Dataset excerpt
:::::

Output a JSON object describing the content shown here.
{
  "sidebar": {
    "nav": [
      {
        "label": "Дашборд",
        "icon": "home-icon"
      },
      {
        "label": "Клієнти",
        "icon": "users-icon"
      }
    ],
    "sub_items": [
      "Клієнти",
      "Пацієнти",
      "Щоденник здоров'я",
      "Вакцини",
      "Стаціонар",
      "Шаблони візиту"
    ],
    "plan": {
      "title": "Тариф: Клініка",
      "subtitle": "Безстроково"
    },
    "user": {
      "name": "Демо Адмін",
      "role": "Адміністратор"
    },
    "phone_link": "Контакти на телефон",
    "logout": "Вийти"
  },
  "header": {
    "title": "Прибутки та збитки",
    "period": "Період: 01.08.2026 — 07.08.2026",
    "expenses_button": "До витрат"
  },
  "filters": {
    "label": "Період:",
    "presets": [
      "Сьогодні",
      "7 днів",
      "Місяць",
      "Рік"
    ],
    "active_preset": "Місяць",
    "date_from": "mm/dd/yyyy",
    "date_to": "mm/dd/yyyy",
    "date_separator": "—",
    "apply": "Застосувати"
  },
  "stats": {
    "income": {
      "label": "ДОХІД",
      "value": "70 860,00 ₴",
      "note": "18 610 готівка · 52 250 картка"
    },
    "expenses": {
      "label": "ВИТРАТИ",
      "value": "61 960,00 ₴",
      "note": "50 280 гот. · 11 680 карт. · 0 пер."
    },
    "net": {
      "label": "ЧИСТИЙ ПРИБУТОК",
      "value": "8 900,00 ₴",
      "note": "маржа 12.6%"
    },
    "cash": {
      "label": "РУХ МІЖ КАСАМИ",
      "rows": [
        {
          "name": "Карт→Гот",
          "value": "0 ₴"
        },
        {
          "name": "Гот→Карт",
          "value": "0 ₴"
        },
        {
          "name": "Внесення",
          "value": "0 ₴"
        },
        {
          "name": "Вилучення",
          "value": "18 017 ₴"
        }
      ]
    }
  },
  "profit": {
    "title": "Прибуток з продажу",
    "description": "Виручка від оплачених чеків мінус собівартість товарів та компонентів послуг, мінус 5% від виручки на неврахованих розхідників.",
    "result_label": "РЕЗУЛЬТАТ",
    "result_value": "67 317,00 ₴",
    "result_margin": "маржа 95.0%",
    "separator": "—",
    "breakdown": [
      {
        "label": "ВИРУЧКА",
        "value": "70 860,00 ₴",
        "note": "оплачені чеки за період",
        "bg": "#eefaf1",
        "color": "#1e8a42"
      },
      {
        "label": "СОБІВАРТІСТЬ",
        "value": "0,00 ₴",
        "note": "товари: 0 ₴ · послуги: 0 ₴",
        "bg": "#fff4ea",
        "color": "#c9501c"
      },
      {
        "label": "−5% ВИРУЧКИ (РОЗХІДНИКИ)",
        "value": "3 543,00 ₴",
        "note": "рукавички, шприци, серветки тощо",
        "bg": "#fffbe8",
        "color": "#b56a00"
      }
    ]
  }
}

:::::

## EXERCISE REQUIREMENTS
Take every line from the data that contains the word "note".

## OUTPUT FOR THIS EXERCISE
      "note": "18 610 готівка · 52 250 картка"
      "note": "50 280 гот. · 11 680 карт. · 0 пер."
      "note": "маржа 12.6%"
        "note": "оплачені чеки за період",
        "note": "товари: 0 ₴ · послуги: 0 ₴",
        "note": "рукавички, шприци, серветки тощо",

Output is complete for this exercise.